» **Records for the exercise**:
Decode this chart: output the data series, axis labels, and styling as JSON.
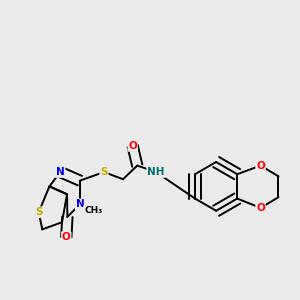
{
  "background_color": "#ebebeb",
  "atom_colors": {
    "S": "#ccaa00",
    "N": "#0000ee",
    "O": "#ff0000",
    "C": "#000000",
    "H": "#007070"
  },
  "bond_color": "#000000",
  "bond_width": 1.4,
  "dbo": 0.018
}
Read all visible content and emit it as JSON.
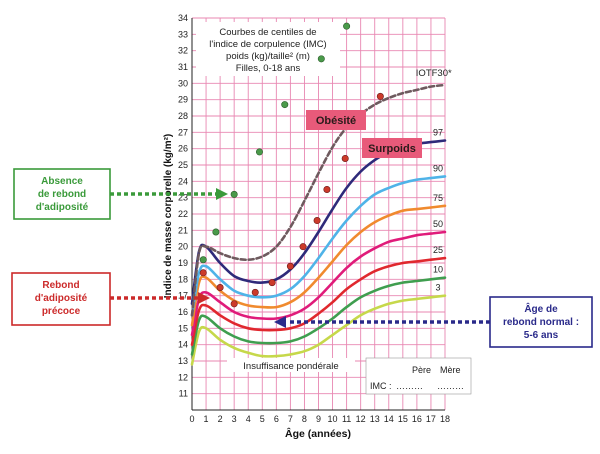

» **Stated exercise**: From the material above, copy everything exactly but the pictures.

» **Answer to the problem**:
Decode this chart: output the data series, axis labels, and styling as JSON.
{
  "background_color": "#ebebeb",
  "atom_colors": {
    "S": "#ccaa00",
    "N": "#0000ee",
    "O": "#ff0000",
    "C": "#000000",
    "H": "#007070"
  },
  "bond_color": "#000000",
  "bond_width": 1.4,
  "dbo": 0.018
}
Read all visible content and emit it as JSON.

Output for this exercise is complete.